AIM OF THE TASK:
Only the number is wanted: count the lines in the data with "夜场厨房承包合同" in them.

(Records from a data collection)
════════════════════

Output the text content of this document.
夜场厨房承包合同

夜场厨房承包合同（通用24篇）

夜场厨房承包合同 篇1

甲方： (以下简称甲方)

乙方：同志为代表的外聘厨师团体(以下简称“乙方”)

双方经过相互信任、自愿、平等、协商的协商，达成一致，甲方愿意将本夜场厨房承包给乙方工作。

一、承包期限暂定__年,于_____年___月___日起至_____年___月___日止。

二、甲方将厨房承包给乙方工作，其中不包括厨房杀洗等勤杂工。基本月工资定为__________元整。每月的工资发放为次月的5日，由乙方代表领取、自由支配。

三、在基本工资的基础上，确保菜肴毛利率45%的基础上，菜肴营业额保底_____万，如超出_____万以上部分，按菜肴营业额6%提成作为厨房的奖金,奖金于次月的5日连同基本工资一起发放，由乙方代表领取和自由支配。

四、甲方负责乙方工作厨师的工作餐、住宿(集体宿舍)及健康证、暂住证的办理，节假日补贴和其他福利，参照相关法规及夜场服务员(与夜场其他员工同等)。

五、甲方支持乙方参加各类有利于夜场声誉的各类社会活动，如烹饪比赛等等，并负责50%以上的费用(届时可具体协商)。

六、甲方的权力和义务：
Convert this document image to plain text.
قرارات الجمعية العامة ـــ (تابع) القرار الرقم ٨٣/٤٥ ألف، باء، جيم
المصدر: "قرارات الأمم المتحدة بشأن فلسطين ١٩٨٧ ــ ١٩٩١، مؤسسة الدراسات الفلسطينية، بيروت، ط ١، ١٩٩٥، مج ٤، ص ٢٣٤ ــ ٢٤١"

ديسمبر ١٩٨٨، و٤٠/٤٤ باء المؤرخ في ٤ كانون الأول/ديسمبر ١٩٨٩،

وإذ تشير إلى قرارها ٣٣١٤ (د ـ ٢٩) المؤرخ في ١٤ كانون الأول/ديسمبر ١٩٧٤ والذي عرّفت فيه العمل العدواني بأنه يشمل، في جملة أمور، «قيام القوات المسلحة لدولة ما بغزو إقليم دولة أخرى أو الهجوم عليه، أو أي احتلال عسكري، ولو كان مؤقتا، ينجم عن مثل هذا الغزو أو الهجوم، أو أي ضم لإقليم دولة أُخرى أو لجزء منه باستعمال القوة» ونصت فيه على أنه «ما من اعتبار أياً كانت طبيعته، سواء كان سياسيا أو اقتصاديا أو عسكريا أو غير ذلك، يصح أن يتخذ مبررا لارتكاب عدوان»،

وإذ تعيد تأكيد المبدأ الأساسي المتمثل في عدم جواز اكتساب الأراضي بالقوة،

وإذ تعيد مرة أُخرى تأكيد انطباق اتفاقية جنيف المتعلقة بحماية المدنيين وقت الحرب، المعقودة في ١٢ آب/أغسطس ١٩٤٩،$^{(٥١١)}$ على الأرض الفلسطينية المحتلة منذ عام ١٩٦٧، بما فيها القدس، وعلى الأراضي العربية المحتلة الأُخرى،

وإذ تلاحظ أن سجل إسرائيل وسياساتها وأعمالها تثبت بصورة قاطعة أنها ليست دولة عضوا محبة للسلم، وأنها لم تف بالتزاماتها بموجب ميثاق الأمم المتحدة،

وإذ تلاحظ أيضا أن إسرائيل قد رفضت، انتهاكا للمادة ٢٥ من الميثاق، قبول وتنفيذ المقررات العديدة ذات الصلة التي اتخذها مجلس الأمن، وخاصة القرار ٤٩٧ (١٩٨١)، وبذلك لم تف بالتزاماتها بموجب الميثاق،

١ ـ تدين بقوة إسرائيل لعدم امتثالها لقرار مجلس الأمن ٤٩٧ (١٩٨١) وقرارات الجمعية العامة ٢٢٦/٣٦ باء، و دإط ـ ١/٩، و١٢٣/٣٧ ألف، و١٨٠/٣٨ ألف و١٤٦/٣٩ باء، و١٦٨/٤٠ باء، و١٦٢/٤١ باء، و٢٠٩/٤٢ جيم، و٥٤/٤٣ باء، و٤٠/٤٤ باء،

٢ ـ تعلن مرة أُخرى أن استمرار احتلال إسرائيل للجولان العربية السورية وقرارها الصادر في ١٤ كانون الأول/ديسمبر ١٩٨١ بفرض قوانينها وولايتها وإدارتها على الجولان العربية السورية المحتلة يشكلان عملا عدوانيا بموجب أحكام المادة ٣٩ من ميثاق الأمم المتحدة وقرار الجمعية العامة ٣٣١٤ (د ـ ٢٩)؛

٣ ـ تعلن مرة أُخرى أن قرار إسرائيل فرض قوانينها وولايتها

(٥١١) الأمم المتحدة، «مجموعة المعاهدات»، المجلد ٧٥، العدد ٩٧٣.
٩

════════════════════

TASK SOLUTION:
3